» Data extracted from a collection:
(begin)

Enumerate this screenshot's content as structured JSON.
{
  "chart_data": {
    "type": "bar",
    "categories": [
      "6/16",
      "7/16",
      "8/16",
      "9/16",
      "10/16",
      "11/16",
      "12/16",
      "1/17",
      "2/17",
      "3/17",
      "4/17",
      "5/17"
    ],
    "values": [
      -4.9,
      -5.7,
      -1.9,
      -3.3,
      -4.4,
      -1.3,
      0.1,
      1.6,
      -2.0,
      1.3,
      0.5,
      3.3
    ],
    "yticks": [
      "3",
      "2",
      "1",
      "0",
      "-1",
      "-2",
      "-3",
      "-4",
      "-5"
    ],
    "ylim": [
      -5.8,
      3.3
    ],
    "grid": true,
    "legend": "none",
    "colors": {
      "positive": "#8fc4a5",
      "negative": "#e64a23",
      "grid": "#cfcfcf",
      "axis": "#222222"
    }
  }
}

(end)

» THE REQUEST: Your task is to print all of the records exactly.

» SOLUTION TO THIS PROBLEM:
Enumerate this screenshot's content as structured JSON.
{
  "chart_data": {
    "type": "bar",
    "categories": [
      "6/16",
      "7/16",
      "8/16",
      "9/16",
      "10/16",
      "11/16",
      "12/16",
      "1/17",
      "2/17",
      "3/17",
      "4/17",
      "5/17"
    ],
    "values": [
      -4.9,
      -5.7,
      -1.9,
      -3.3,
      -4.4,
      -1.3,
      0.1,
      1.6,
      -2.0,
      1.3,
      0.5,
      3.3
    ],
    "yticks": [
      "3",
      "2",
      "1",
      "0",
      "-1",
      "-2",
      "-3",
      "-4",
      "-5"
    ],
    "ylim": [
      -5.8,
      3.3
    ],
    "grid": true,
    "legend": "none",
    "colors": {
      "positive": "#8fc4a5",
      "negative": "#e64a23",
      "grid": "#cfcfcf",
      "axis": "#222222"
    }
  }
}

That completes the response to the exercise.